- EXERCISE PROMPT: Which lines in the records below contain the word "Värld"? Copy each one out.

- DATA SHOWN:
════════════════

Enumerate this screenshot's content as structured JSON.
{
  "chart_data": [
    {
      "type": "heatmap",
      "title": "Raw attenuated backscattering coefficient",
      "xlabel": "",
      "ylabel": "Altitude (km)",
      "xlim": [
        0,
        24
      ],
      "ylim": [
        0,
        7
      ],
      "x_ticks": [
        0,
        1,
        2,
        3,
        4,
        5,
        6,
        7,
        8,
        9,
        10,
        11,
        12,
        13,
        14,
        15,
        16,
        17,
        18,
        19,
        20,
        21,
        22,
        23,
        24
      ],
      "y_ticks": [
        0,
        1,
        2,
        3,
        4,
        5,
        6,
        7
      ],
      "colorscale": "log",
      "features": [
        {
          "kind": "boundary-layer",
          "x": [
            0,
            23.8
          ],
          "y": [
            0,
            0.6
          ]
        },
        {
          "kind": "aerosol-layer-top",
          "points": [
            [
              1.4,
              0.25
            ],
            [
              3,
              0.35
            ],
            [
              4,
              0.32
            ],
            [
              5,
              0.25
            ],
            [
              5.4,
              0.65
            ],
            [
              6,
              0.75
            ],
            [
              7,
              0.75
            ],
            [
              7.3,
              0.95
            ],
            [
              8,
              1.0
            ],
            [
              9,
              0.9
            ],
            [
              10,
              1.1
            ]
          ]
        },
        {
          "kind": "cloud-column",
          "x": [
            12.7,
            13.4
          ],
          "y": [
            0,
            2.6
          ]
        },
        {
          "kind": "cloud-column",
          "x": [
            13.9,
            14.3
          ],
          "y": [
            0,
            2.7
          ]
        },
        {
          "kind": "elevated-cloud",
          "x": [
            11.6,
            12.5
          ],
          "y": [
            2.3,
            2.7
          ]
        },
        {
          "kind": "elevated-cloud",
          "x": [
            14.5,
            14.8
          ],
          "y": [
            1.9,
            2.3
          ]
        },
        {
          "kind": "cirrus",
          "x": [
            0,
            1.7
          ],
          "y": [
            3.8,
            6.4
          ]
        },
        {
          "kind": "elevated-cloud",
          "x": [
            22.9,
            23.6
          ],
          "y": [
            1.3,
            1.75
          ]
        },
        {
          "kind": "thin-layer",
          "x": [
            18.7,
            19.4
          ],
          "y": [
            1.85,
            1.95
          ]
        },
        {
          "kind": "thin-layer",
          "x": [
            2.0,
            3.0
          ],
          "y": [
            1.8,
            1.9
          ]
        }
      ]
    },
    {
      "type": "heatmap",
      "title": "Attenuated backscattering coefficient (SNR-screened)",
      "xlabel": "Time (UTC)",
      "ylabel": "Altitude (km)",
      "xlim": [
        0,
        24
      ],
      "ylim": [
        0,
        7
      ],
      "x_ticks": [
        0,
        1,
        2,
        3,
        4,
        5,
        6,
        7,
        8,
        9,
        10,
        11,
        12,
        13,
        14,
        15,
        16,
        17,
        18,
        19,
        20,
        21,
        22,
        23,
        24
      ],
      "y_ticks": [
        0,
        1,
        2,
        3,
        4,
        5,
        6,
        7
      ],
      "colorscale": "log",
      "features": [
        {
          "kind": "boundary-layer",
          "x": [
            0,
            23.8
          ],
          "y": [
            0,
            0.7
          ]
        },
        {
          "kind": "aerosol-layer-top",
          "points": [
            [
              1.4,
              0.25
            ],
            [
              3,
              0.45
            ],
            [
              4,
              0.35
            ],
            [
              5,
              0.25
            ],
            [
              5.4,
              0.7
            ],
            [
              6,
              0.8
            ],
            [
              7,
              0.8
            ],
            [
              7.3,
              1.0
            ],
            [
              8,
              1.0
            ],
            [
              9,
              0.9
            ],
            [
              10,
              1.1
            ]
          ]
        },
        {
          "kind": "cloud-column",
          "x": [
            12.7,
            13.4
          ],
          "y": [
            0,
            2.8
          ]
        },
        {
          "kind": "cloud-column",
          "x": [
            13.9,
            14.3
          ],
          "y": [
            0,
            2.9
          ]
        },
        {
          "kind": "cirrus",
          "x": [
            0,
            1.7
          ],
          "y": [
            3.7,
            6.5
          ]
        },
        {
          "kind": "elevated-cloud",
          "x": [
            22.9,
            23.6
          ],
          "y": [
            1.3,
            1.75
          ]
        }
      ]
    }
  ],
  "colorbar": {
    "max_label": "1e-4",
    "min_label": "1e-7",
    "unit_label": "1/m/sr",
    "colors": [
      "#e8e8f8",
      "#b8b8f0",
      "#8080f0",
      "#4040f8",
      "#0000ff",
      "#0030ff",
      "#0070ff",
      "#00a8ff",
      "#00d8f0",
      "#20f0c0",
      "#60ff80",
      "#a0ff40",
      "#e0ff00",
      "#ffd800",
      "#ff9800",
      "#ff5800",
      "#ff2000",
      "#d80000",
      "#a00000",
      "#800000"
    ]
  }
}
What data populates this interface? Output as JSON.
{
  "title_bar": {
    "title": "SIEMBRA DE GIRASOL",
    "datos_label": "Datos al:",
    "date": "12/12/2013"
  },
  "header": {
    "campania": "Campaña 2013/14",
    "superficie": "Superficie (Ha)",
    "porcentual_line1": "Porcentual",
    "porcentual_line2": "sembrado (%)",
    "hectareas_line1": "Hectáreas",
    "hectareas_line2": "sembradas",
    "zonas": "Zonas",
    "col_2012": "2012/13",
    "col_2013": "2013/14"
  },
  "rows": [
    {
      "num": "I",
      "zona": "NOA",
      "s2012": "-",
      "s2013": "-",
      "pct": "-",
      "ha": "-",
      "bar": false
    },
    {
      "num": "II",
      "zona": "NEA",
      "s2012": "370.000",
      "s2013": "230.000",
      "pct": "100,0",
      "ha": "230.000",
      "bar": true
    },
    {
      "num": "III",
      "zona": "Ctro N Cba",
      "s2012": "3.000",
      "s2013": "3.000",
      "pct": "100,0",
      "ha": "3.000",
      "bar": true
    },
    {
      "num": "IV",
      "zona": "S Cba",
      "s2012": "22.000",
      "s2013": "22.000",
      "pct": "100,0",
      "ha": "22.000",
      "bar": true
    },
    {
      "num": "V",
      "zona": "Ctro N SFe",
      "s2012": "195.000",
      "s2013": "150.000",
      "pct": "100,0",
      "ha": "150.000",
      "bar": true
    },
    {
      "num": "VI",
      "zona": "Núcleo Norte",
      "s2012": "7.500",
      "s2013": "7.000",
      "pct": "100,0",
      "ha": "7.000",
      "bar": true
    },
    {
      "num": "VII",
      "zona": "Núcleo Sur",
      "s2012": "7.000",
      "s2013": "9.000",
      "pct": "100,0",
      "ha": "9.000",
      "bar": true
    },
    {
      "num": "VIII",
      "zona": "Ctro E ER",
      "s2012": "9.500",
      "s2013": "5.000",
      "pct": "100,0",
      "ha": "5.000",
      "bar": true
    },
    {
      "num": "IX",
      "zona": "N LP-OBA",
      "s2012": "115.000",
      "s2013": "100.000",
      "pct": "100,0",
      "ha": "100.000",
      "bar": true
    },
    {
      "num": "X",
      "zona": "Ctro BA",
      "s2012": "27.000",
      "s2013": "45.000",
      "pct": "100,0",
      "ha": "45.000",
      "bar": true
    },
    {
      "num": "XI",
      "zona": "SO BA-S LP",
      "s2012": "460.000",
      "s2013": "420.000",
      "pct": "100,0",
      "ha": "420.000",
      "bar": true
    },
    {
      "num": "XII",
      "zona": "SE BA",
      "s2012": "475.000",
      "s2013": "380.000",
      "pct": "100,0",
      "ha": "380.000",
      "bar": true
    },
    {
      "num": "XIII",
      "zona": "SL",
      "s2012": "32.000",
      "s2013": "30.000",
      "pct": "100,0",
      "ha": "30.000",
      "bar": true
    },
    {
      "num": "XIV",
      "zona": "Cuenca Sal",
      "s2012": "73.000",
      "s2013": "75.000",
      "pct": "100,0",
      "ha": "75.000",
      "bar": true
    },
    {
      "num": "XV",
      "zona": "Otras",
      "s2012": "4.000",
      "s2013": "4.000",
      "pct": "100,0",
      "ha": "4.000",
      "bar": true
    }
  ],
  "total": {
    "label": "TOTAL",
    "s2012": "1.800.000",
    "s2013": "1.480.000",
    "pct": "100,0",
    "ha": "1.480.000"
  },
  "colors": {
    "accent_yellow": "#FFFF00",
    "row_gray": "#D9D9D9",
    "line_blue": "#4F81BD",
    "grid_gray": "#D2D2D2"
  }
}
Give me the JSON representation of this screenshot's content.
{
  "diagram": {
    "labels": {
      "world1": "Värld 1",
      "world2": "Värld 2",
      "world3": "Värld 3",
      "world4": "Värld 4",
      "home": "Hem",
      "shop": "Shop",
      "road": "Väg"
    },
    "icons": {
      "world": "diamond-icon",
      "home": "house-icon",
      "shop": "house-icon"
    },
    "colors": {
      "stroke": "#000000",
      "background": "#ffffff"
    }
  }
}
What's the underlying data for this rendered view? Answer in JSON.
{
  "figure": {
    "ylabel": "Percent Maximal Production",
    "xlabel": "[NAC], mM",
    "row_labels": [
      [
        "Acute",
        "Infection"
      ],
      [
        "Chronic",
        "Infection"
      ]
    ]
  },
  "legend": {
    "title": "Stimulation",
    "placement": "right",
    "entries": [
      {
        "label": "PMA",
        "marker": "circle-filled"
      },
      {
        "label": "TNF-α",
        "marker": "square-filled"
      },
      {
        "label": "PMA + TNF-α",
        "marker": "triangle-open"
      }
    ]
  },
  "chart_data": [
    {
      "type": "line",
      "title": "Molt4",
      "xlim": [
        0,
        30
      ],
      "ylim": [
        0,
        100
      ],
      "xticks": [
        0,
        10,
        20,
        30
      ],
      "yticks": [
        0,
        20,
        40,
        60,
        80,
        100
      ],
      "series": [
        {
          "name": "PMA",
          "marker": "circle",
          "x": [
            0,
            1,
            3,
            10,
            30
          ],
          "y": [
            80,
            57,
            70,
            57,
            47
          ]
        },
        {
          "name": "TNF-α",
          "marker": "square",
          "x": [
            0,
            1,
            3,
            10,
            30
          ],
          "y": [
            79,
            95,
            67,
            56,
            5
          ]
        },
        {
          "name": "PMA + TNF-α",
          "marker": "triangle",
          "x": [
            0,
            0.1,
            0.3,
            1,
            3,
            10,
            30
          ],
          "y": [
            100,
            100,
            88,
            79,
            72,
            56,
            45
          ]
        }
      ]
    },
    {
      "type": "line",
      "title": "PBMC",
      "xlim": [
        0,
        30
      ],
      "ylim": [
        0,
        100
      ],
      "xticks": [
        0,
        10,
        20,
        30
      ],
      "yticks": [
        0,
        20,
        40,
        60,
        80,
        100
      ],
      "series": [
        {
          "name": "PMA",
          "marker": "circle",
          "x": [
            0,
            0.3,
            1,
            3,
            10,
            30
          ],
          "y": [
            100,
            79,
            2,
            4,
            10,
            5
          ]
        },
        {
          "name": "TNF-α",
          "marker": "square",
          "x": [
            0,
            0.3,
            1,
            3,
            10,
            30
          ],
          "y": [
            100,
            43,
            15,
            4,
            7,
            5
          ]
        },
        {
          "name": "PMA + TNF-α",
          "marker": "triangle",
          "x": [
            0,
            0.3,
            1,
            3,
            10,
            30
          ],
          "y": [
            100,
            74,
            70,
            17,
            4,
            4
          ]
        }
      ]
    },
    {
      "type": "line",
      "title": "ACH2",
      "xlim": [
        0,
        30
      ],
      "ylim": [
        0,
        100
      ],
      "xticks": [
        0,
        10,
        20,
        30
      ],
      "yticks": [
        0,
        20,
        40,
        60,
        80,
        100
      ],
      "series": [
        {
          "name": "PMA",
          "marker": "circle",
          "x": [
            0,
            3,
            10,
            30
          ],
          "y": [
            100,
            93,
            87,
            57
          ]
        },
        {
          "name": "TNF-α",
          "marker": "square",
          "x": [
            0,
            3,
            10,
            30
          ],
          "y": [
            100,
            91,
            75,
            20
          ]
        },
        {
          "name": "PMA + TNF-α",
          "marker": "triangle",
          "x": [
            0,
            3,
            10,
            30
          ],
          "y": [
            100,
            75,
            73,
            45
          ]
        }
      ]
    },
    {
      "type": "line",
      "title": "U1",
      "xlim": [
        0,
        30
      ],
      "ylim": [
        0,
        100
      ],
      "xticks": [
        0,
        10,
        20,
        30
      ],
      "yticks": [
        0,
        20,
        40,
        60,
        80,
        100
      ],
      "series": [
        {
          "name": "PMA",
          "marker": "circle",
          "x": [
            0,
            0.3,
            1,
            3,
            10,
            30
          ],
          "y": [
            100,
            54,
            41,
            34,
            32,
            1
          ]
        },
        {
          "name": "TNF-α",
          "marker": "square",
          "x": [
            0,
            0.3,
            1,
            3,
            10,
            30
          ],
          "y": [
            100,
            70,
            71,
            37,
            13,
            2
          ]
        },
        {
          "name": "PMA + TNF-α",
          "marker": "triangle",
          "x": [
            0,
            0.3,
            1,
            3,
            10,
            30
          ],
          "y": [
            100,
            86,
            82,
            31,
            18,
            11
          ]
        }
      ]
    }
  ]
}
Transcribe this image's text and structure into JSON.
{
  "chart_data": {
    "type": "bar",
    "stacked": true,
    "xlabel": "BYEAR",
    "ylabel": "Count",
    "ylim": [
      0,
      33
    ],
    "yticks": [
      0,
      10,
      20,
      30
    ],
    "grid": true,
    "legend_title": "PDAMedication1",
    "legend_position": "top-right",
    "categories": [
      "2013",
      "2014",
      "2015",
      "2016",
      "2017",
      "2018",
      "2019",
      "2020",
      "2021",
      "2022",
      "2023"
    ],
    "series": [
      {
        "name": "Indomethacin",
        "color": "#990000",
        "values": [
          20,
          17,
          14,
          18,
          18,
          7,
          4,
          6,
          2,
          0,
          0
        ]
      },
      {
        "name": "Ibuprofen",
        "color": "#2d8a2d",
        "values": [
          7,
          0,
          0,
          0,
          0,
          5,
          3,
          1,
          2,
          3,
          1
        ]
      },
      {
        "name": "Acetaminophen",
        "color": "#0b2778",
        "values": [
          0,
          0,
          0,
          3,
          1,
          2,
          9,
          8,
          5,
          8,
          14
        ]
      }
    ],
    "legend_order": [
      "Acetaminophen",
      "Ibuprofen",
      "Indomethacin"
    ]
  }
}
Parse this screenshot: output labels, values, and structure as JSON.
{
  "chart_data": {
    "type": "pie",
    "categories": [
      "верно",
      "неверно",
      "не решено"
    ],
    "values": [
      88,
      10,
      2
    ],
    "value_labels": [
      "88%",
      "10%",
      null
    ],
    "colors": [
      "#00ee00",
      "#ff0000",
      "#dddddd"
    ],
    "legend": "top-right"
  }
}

════════════════

- WRITTEN ANSWER:
      "world1": "Värld 1",
      "world2": "Värld 2",
      "world3": "Värld 3",
      "world4": "Värld 4",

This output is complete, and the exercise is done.